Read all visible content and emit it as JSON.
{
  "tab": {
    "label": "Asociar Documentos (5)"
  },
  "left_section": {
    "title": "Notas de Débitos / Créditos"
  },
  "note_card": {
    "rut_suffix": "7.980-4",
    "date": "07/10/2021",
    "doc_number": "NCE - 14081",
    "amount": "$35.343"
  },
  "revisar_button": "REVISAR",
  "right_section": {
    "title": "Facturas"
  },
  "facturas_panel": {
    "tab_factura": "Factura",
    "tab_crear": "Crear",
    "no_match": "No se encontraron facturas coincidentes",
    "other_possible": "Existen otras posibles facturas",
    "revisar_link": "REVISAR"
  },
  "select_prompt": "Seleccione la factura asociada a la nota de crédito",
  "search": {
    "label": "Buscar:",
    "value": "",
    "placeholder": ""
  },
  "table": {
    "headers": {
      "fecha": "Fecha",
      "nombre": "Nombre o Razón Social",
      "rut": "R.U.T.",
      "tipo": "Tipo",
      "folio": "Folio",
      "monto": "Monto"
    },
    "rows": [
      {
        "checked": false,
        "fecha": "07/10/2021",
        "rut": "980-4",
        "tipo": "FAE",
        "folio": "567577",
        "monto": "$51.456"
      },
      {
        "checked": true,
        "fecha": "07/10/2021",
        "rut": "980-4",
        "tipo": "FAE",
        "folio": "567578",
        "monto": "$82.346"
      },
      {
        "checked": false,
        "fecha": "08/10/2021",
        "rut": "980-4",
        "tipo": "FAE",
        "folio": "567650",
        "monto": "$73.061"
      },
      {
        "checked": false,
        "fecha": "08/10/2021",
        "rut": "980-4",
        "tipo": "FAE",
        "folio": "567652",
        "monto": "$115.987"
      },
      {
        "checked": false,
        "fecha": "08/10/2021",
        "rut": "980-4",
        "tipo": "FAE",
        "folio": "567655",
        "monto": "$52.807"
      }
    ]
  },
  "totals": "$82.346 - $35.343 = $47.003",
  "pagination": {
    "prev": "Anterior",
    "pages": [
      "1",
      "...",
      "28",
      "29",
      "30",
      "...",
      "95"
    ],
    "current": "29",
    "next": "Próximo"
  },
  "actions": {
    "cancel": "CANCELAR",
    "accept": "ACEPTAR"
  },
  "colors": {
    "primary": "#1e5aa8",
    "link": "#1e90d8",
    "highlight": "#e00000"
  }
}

- **Directions for this task**: Gather, from the listing above, every line carrying the word "label".

- **Output of the task**:
    "label": "Asociar Documentos (5)"
    "label": "Buscar:",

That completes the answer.